Requirement: Below are the records. List every line holding the word "haberin".

----

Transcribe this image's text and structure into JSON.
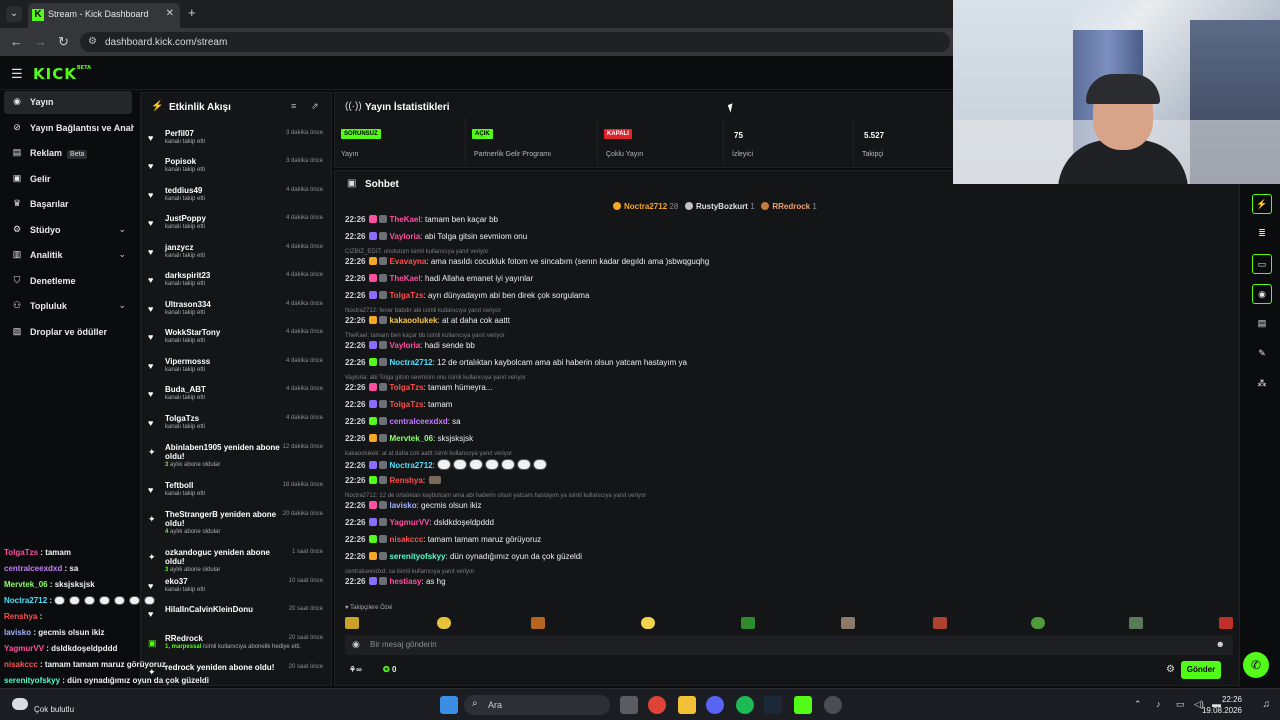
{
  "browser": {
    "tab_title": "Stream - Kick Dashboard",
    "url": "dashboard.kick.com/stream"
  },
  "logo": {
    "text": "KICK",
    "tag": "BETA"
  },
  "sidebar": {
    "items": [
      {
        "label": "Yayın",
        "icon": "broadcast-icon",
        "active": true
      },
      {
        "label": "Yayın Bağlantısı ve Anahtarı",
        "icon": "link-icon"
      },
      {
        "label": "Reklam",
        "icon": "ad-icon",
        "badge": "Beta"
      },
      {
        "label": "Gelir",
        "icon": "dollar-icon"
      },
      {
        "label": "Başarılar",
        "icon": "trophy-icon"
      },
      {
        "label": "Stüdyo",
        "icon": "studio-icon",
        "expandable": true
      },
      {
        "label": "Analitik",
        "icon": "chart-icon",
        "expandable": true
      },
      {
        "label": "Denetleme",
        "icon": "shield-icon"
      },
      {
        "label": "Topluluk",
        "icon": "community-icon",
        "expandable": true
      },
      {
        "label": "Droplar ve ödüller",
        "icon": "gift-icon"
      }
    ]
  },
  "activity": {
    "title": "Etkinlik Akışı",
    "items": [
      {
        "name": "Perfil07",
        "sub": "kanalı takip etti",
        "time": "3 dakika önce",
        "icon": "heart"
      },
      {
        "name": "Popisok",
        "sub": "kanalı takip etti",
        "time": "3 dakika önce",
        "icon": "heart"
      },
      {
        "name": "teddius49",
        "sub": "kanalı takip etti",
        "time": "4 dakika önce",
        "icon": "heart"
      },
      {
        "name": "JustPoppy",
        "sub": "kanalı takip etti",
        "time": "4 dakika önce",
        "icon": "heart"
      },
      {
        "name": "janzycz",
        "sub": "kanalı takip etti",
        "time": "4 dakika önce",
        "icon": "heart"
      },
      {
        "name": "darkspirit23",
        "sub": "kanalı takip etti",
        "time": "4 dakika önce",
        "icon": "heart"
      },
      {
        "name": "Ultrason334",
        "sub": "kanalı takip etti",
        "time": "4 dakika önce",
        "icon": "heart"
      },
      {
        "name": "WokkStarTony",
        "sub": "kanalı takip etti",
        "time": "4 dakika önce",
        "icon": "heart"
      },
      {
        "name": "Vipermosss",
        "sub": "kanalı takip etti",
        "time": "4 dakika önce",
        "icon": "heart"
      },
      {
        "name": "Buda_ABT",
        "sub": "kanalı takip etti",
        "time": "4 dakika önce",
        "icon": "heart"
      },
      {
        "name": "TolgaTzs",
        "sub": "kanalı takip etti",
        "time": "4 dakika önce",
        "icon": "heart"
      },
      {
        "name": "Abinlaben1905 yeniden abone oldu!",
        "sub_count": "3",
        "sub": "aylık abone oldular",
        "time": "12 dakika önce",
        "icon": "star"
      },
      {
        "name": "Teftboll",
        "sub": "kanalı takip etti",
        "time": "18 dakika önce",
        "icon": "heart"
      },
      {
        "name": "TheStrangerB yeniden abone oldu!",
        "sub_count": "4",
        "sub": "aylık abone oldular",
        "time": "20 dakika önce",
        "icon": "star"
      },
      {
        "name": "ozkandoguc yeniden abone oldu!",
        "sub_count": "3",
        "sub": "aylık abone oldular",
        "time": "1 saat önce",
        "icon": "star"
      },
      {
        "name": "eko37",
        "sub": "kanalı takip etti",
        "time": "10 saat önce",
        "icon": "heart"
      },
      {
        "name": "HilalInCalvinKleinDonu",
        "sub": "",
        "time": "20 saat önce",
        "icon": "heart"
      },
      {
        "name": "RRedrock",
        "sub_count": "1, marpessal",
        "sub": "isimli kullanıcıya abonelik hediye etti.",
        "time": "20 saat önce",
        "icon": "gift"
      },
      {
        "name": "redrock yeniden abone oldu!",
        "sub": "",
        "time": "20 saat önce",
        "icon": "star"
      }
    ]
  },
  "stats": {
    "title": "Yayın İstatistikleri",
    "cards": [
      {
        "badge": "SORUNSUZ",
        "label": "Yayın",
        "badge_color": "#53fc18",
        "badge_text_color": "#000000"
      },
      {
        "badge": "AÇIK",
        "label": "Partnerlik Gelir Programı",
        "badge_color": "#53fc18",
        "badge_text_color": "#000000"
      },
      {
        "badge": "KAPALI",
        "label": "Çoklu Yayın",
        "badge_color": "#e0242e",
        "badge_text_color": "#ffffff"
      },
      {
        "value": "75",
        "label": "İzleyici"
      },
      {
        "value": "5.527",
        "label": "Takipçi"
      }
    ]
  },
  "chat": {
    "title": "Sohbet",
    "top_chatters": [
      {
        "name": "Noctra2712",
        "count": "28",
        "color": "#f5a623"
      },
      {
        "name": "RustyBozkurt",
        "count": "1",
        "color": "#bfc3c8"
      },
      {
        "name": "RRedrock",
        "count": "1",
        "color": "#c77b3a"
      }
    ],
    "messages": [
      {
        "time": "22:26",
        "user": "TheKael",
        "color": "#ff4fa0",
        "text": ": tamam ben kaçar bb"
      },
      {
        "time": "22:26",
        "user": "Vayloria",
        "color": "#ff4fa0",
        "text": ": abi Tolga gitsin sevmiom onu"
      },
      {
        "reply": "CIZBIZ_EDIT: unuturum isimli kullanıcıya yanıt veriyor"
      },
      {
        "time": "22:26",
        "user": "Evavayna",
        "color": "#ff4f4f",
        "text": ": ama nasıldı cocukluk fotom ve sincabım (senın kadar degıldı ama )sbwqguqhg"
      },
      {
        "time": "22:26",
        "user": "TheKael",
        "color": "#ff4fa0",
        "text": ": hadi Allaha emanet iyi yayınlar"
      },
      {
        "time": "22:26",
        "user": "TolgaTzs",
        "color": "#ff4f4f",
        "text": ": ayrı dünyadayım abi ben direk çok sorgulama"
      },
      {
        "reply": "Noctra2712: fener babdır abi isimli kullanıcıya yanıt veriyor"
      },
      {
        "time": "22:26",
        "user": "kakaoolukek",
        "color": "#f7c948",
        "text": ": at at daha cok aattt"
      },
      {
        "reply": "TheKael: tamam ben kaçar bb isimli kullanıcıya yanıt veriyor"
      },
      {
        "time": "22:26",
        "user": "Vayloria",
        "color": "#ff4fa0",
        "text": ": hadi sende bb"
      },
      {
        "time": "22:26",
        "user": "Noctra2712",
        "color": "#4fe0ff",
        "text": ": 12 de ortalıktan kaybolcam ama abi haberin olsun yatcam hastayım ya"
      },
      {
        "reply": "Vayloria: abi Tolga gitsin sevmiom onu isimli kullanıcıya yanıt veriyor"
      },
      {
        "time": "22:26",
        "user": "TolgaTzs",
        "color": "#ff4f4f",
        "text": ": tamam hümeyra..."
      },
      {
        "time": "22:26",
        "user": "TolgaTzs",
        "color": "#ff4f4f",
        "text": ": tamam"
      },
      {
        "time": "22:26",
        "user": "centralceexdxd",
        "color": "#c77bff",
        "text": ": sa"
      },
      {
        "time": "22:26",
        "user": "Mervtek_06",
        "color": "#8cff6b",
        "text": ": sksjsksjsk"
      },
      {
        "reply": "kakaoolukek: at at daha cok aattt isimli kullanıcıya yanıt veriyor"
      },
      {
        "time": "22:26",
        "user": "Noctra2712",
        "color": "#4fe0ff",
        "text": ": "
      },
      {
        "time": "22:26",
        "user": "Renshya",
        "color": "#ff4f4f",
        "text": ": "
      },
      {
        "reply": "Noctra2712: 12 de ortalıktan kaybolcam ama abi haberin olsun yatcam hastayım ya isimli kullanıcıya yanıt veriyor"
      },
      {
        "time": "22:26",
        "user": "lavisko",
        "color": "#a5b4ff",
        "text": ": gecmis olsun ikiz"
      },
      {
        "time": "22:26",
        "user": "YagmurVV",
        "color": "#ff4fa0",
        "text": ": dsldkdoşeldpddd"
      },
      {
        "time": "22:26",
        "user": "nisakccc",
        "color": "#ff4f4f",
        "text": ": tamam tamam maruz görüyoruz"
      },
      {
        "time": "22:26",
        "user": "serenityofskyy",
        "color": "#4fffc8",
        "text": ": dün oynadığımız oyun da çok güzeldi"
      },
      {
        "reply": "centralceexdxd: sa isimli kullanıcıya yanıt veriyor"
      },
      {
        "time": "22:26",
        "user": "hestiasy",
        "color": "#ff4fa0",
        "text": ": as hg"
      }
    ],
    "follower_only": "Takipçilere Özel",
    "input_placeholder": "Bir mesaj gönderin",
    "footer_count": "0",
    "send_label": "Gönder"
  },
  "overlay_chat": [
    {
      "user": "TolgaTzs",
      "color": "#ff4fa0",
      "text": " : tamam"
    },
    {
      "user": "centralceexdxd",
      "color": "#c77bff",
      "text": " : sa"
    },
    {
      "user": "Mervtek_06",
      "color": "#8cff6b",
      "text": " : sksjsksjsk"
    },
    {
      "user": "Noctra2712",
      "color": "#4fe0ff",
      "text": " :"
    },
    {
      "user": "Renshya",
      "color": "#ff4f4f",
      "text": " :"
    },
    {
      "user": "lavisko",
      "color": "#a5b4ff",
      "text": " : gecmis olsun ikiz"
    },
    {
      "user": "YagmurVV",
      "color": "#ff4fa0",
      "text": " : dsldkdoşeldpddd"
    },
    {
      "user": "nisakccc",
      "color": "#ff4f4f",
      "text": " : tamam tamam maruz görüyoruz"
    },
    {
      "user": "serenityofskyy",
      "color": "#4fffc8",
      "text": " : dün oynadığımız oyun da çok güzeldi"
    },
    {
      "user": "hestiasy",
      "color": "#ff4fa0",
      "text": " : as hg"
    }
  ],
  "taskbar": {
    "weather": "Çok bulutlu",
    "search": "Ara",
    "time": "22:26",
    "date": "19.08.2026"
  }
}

----

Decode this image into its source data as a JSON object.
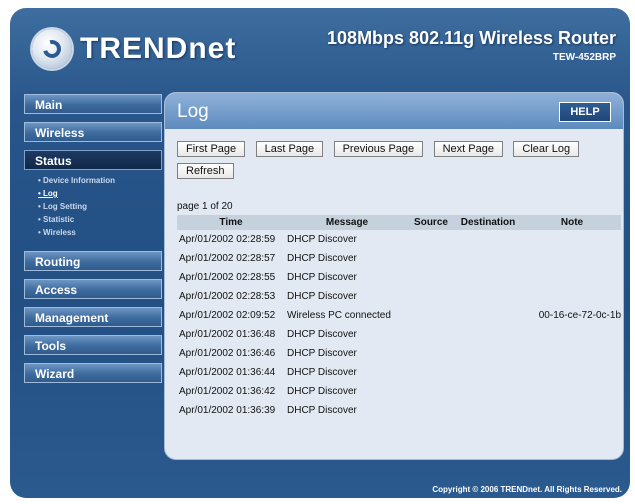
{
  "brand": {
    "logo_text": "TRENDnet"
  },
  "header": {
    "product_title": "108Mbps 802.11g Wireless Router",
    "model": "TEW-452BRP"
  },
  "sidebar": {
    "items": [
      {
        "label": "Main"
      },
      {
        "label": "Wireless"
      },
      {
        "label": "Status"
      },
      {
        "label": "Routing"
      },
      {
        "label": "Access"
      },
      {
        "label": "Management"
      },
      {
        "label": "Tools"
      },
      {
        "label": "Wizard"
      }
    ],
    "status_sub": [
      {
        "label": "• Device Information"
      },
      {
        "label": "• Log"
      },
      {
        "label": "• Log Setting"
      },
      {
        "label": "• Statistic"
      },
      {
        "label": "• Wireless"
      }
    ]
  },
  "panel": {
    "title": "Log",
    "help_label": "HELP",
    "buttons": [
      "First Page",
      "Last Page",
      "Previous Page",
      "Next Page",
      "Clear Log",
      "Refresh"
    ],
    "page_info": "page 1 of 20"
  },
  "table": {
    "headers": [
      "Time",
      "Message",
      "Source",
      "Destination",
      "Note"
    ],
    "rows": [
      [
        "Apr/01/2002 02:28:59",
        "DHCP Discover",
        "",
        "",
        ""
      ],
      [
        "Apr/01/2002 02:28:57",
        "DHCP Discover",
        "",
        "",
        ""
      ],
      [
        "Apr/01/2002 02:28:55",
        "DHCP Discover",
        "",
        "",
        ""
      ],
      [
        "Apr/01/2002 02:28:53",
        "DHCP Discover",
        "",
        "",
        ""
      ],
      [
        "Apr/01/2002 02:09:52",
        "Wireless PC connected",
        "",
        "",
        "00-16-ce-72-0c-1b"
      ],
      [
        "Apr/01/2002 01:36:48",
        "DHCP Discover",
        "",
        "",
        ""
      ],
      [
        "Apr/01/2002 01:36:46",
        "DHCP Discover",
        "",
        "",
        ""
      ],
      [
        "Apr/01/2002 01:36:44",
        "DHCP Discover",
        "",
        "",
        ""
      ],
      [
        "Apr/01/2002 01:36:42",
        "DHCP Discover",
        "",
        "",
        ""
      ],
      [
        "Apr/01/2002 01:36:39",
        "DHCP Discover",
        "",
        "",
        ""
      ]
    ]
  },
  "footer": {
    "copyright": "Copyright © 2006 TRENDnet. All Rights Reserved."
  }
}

----

Answer in full:
        "text": ": 12 de ortalıktan kaybolcam ama abi haberin olsun yatcam hastayım ya"
        "reply": "Noctra2712: 12 de ortalıktan kaybolcam ama abi haberin olsun yatcam hastayım ya isimli kullanıcıya yanıt veriyor"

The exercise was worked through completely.